(WHAT THE EXERCISE ASKS): Count the lines below that contain the word "устранения", and reply with only that number.

--- INPUT RECORDS ---

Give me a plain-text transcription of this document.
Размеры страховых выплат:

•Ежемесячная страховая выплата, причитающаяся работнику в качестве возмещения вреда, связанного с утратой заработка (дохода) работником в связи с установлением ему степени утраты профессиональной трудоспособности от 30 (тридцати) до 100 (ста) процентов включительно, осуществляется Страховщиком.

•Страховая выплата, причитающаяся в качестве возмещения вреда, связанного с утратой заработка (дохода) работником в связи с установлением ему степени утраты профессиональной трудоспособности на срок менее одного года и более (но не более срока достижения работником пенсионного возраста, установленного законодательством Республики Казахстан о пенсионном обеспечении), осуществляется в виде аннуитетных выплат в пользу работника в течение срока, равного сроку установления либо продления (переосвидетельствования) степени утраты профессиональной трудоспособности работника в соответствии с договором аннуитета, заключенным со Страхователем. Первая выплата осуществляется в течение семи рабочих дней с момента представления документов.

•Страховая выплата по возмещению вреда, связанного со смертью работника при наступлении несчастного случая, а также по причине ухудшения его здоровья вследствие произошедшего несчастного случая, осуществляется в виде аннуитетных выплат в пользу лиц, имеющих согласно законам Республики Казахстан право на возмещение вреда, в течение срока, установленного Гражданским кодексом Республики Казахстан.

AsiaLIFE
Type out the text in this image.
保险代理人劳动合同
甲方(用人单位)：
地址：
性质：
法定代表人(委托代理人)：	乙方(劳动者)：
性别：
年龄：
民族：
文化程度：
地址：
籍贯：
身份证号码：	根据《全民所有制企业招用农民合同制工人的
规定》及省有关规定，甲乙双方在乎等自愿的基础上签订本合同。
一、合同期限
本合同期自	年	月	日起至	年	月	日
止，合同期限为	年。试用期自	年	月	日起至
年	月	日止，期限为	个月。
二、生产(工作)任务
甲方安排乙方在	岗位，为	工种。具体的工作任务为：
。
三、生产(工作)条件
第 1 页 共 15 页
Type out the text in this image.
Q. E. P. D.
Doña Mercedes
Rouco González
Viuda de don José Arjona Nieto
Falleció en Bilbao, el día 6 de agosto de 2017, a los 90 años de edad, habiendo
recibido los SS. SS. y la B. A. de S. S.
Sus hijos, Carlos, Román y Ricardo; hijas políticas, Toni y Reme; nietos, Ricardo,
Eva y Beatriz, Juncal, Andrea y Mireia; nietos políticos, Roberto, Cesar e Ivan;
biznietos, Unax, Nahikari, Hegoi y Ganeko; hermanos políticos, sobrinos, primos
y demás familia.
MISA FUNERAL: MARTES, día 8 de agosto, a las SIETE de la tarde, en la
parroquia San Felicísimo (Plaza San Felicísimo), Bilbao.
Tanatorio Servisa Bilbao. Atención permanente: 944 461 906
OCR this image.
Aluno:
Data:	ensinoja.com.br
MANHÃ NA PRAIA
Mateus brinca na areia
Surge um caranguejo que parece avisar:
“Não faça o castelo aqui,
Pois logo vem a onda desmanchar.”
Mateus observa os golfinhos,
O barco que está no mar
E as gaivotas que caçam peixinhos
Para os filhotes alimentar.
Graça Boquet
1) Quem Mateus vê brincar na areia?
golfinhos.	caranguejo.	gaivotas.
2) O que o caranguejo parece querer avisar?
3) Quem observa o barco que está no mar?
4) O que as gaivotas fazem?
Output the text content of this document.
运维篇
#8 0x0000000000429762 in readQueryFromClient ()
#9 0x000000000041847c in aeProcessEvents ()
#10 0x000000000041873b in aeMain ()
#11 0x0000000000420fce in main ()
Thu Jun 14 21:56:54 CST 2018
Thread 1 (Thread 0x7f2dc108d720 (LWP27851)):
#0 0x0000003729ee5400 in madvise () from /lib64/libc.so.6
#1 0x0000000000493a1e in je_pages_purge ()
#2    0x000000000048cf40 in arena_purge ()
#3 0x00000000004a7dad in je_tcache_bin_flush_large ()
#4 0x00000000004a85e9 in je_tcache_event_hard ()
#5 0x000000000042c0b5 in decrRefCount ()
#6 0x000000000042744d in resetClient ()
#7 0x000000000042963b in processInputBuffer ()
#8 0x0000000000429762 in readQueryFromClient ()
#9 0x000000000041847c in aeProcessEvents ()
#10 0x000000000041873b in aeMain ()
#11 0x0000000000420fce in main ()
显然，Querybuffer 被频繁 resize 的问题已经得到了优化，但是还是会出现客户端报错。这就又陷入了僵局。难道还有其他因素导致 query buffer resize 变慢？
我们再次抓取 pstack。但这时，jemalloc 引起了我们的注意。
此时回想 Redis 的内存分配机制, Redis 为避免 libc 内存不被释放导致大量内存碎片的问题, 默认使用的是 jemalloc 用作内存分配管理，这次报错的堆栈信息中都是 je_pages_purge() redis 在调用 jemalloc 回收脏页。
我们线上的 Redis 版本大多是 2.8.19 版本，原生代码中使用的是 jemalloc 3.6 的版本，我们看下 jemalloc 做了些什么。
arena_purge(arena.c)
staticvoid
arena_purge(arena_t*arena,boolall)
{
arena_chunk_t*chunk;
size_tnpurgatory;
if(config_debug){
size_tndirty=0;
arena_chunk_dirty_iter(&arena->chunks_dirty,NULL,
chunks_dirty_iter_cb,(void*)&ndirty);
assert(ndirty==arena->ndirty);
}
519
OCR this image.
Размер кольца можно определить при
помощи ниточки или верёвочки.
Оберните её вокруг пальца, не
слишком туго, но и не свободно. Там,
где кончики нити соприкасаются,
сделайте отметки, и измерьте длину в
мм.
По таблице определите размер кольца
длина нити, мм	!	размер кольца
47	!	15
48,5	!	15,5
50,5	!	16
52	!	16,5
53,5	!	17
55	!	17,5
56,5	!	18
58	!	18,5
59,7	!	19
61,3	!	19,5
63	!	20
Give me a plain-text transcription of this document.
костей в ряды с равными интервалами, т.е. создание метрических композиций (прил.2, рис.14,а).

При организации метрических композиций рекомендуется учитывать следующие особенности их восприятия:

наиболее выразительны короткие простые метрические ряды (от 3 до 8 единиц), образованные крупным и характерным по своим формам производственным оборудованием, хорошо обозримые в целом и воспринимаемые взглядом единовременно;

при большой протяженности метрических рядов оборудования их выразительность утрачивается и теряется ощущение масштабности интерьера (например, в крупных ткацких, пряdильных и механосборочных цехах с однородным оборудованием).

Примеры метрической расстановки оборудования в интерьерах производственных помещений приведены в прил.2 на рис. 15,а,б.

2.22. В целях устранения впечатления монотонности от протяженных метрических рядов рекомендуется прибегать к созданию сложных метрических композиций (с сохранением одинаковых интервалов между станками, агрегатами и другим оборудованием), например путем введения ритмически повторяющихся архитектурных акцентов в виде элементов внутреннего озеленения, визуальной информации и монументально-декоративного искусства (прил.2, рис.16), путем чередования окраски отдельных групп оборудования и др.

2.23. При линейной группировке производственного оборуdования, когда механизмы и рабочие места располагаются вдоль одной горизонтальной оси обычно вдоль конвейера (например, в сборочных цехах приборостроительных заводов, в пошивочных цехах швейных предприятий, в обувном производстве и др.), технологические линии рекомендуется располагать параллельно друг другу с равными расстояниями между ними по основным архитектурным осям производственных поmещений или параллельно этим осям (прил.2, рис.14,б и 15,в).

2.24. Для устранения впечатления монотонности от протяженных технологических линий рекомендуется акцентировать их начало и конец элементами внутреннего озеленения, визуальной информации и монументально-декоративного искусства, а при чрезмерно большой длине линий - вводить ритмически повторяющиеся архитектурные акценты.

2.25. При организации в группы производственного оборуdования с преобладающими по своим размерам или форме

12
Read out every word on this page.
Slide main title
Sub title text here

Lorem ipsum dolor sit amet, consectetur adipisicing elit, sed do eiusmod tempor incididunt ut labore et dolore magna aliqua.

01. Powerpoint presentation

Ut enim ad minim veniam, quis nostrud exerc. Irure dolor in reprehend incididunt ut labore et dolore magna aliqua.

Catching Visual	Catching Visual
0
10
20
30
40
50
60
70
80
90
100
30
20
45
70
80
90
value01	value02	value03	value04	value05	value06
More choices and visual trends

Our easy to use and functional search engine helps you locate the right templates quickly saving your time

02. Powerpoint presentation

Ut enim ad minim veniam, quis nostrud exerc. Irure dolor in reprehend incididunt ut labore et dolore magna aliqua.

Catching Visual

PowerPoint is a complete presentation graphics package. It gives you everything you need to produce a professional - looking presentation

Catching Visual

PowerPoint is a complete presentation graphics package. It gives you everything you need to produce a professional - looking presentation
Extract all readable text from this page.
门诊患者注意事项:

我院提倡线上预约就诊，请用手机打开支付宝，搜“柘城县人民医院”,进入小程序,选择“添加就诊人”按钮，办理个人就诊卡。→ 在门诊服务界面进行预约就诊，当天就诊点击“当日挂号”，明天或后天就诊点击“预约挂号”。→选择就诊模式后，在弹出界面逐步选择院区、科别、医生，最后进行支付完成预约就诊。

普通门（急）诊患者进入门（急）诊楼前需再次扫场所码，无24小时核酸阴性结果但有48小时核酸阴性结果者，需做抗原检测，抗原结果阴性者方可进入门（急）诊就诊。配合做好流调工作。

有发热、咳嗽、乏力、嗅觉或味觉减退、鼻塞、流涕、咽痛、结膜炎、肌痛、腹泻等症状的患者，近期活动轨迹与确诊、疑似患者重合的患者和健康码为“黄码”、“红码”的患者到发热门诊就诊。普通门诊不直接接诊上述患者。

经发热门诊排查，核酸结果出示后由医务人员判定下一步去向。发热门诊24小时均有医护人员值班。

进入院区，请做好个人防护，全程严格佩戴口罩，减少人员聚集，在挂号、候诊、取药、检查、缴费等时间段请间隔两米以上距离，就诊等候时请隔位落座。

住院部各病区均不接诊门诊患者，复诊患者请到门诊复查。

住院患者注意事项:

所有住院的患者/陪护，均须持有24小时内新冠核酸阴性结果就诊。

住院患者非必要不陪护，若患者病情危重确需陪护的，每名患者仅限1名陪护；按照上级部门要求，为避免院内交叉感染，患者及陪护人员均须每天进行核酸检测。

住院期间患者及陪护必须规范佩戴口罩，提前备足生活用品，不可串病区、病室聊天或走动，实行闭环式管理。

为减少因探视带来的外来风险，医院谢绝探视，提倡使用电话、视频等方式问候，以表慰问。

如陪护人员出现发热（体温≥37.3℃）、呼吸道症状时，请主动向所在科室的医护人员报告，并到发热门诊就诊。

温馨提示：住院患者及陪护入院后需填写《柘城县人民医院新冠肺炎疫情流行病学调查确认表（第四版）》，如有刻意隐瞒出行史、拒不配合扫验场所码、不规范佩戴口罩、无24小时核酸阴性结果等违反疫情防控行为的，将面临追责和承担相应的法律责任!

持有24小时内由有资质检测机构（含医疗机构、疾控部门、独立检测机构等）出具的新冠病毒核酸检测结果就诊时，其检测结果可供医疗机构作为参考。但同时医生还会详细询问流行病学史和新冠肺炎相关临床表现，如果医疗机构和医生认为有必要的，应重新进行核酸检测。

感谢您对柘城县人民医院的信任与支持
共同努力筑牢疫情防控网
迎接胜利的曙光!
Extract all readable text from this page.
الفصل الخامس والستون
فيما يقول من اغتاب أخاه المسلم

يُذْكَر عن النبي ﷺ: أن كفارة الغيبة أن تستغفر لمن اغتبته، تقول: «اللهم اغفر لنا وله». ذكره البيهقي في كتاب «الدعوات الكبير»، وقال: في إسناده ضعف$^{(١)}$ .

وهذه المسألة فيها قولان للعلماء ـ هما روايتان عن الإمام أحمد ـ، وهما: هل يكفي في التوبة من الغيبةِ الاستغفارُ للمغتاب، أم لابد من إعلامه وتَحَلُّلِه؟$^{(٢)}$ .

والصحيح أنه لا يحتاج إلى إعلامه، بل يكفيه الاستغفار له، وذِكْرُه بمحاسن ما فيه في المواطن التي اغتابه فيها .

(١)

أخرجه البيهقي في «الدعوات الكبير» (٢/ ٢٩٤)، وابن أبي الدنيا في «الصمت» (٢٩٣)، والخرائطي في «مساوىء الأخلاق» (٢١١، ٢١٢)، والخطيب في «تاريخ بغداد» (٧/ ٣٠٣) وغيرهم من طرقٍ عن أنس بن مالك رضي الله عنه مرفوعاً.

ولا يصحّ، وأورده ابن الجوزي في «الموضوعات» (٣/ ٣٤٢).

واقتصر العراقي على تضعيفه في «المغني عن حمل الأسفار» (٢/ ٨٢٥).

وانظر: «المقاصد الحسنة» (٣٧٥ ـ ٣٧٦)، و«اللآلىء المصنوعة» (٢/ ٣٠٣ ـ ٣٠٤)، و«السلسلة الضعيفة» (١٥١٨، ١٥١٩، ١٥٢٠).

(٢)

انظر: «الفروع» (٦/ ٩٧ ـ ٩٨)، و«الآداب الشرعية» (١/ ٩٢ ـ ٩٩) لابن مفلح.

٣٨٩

---

(TASK ANSWER): 2